:: TASK PROMPT ::
Scan the listing below. Report each line that includes "document".

** START OF INPUT RECORDS **

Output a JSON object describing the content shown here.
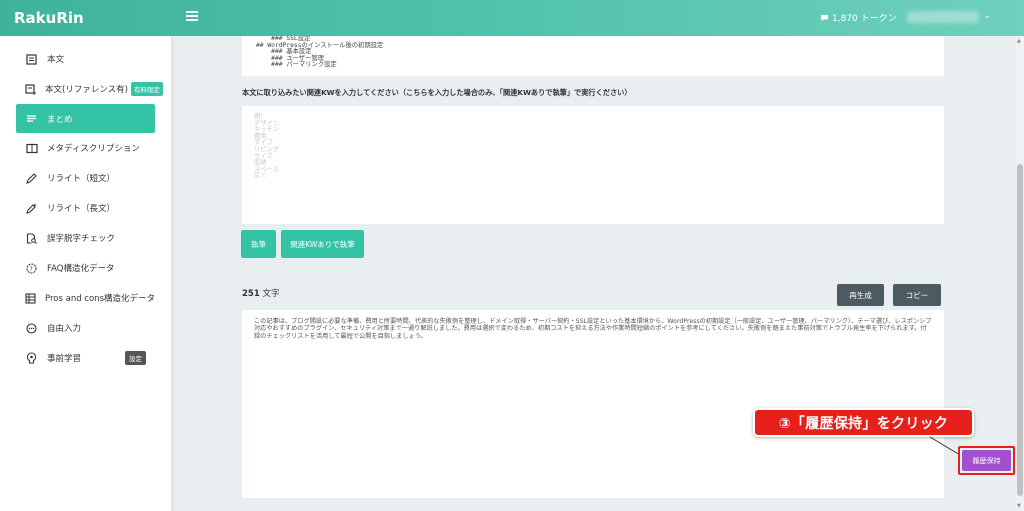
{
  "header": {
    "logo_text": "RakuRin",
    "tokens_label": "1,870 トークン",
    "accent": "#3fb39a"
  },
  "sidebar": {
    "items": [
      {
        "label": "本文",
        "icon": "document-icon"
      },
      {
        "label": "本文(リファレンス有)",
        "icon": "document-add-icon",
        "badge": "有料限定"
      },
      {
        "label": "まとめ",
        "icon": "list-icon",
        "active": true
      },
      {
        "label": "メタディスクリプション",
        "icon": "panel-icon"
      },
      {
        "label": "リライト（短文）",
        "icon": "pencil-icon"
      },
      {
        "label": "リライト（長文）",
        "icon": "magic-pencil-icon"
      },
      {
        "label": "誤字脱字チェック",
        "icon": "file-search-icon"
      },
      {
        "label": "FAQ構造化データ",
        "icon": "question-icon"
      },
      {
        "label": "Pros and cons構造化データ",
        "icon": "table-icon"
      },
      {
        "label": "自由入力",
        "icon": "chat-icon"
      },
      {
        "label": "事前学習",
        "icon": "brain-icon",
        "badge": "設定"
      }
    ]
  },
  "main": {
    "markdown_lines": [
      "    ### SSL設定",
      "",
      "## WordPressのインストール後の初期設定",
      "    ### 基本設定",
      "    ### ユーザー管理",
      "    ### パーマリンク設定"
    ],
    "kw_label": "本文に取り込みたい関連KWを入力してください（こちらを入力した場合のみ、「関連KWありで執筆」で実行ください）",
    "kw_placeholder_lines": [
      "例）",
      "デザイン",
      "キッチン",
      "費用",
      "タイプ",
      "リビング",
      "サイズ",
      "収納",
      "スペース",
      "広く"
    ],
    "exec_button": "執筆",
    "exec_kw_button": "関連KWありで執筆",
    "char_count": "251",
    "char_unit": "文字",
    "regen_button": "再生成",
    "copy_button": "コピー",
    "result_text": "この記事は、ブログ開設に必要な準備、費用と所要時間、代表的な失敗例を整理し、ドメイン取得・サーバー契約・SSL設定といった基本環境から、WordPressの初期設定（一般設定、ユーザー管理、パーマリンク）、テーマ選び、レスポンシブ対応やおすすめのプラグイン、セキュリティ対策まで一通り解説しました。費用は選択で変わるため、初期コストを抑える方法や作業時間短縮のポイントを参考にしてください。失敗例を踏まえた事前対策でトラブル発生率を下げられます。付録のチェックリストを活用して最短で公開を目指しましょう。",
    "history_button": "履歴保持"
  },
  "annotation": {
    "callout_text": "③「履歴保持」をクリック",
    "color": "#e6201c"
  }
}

** END OF INPUT RECORDS **

:: CORRECT OUTPUT ::
        "icon": "document-icon"
        "icon": "document-add-icon",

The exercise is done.